● **EXERCISE**: Every line holding the string "ликвидности" should be gathered.

● **RECORDS SHOWN**:

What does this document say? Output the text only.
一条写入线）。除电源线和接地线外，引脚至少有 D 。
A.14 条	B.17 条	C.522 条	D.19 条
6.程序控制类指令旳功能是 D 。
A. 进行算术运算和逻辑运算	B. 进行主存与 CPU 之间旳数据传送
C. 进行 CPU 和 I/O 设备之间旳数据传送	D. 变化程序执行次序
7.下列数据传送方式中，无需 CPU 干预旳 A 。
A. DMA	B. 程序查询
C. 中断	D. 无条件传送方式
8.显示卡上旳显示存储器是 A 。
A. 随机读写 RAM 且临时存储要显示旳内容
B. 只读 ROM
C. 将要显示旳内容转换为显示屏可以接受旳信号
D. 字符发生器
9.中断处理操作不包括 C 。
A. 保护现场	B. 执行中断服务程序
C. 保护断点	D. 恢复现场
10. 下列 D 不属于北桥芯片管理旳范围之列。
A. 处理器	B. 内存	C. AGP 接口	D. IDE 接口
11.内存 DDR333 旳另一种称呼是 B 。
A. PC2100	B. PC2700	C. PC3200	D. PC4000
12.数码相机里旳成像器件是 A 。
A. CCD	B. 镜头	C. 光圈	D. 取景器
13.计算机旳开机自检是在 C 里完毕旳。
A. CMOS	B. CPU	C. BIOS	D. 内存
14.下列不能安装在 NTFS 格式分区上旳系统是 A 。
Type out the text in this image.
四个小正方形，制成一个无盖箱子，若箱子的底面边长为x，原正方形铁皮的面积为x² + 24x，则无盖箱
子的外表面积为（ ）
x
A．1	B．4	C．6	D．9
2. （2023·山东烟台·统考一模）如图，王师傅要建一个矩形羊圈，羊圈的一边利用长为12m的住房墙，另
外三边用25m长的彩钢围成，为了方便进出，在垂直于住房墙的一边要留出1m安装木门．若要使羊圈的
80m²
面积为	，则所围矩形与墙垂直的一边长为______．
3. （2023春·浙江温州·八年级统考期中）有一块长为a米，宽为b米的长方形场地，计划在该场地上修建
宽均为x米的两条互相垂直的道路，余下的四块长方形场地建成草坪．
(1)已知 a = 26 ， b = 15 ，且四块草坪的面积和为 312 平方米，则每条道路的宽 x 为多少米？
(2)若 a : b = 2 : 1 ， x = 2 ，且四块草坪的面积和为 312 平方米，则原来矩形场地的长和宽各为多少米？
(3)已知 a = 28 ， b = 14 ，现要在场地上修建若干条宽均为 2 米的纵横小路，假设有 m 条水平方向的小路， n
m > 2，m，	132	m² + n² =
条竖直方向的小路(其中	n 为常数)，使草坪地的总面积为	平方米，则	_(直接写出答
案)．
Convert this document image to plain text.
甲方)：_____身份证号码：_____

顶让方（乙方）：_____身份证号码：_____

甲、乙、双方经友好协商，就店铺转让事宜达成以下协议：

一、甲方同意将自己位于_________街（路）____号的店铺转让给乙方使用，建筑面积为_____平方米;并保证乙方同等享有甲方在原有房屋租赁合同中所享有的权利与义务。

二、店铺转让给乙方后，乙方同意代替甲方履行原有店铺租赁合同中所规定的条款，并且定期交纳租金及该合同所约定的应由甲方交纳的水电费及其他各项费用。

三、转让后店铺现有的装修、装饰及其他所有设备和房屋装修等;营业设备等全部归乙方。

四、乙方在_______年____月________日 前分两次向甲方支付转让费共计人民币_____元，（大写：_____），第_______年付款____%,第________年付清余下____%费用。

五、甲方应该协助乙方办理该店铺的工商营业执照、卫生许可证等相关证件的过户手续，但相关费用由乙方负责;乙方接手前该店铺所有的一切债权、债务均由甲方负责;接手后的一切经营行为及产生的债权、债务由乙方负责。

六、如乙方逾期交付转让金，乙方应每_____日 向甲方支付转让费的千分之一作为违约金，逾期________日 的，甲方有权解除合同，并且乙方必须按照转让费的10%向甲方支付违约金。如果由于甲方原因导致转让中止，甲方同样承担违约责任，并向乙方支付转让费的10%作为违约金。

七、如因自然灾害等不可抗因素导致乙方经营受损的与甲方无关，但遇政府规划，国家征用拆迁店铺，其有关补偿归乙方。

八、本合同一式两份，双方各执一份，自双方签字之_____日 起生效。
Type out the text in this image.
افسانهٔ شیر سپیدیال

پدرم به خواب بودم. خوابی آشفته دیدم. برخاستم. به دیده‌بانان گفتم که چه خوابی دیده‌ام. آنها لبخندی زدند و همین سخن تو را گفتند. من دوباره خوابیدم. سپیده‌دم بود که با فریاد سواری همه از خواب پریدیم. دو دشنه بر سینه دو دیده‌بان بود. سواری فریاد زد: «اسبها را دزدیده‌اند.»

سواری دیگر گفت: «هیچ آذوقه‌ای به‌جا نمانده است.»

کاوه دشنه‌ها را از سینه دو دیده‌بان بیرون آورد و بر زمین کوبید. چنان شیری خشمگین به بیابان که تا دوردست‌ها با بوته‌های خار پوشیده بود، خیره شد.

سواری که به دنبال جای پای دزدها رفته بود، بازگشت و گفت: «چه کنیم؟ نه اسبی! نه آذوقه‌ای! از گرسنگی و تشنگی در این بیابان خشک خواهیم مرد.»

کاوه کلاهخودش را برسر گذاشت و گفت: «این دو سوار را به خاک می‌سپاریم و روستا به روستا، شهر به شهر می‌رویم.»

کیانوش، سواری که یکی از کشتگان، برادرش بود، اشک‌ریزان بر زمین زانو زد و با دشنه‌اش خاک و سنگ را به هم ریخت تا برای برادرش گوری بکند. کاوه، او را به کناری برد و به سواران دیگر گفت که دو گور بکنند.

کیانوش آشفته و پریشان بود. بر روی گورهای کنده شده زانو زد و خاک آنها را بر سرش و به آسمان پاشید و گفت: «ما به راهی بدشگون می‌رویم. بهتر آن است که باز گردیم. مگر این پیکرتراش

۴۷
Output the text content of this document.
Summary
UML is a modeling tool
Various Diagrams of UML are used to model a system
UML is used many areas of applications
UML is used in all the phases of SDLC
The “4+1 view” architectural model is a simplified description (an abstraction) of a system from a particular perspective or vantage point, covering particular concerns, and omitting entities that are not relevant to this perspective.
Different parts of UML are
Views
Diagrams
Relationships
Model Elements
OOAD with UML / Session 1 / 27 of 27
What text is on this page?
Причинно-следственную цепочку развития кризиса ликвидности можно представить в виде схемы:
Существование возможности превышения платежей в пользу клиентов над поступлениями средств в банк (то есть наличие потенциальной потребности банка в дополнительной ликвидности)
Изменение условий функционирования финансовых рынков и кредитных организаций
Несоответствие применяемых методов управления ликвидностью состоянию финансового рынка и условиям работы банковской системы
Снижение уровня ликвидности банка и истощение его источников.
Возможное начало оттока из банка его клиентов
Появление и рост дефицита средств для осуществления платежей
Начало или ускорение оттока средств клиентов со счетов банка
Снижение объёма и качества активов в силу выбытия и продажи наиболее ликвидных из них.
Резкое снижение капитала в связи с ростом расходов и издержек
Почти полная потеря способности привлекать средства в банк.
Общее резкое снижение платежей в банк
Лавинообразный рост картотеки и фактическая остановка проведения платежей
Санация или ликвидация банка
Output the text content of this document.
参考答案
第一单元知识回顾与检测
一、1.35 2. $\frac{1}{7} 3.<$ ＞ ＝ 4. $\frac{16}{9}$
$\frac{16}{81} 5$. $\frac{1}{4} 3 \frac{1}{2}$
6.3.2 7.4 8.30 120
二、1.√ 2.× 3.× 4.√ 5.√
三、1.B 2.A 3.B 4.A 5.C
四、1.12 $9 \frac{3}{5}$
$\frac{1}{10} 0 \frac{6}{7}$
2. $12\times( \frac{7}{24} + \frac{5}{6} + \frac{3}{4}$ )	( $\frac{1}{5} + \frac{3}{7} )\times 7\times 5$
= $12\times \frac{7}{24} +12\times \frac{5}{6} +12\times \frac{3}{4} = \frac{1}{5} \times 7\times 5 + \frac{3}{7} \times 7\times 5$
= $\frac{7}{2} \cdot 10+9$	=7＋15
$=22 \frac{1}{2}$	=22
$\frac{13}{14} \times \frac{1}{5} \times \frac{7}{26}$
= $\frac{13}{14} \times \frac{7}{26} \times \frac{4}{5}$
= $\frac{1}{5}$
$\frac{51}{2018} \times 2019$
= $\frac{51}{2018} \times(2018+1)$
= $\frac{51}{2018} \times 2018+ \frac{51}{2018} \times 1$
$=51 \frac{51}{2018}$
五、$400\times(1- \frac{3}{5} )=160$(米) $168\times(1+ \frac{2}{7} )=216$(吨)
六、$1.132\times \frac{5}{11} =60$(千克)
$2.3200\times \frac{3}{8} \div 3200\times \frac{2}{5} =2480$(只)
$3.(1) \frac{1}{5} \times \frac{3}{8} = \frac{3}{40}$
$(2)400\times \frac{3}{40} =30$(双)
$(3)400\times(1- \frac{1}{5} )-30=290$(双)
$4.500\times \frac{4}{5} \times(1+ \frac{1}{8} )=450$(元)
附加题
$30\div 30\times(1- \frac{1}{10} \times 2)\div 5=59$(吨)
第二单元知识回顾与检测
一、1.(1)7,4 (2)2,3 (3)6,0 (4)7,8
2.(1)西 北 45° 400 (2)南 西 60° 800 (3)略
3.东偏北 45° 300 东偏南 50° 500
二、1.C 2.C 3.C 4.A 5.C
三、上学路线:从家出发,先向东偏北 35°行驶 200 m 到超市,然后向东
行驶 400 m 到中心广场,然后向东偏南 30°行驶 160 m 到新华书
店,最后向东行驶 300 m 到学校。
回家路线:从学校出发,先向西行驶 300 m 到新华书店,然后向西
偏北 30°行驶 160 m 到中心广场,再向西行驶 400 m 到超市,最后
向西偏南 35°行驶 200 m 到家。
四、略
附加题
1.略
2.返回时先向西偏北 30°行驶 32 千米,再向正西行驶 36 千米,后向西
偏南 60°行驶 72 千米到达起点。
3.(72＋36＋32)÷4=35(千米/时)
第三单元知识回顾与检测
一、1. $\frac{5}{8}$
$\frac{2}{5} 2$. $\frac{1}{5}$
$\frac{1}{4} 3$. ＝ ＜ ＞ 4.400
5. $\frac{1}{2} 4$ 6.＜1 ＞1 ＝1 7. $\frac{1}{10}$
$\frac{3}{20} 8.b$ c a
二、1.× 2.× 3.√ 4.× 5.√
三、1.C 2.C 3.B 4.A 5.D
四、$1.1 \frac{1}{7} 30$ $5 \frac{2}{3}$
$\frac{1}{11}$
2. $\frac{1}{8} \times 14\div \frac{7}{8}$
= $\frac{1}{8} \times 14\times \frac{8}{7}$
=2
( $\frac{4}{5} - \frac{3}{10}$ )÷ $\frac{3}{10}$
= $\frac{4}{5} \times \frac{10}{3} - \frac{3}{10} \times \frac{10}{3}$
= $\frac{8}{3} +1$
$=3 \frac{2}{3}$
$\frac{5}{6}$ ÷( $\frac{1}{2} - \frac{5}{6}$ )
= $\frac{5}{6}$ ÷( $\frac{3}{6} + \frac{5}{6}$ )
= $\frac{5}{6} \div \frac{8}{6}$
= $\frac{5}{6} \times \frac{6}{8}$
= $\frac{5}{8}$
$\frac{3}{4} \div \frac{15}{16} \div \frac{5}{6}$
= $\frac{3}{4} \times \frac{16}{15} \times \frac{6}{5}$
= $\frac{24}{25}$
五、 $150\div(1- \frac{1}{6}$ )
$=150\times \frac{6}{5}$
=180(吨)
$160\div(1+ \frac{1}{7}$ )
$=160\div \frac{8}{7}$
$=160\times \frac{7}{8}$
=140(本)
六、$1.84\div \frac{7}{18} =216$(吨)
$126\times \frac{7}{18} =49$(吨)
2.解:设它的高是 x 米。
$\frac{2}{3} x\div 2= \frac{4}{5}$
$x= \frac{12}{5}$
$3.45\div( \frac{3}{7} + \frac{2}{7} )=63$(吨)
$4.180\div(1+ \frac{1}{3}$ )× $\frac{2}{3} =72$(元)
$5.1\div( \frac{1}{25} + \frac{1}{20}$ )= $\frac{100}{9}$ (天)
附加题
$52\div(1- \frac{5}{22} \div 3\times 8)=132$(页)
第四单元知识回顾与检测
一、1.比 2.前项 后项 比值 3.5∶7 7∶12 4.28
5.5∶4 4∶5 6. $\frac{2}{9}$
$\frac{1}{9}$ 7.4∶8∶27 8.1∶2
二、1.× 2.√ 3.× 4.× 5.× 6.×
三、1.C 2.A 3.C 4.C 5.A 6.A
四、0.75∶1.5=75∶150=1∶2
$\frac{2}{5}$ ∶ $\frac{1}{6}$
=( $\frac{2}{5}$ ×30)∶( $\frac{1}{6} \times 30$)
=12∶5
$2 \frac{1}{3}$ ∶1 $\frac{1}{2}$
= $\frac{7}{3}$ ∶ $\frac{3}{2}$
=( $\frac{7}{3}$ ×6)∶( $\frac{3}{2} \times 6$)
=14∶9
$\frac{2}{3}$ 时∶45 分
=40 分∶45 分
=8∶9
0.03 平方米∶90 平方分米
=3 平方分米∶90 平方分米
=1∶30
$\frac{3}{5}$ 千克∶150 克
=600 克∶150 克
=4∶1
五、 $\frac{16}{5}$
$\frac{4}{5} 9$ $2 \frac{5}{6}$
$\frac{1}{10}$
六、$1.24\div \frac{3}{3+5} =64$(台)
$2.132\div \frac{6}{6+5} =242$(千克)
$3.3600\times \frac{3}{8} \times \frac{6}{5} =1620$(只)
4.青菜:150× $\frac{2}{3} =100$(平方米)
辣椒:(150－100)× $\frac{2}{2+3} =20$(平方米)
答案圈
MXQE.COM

● **SOLUTION BELOW**:
Причинно-следственную цепочку развития кризиса ликвидности можно представить в виде схемы:
Существование возможности превышения платежей в пользу клиентов над поступлениями средств в банк (то есть наличие потенциальной потребности банка в дополнительной ликвидности)
Снижение уровня ликвидности банка и истощение его источников.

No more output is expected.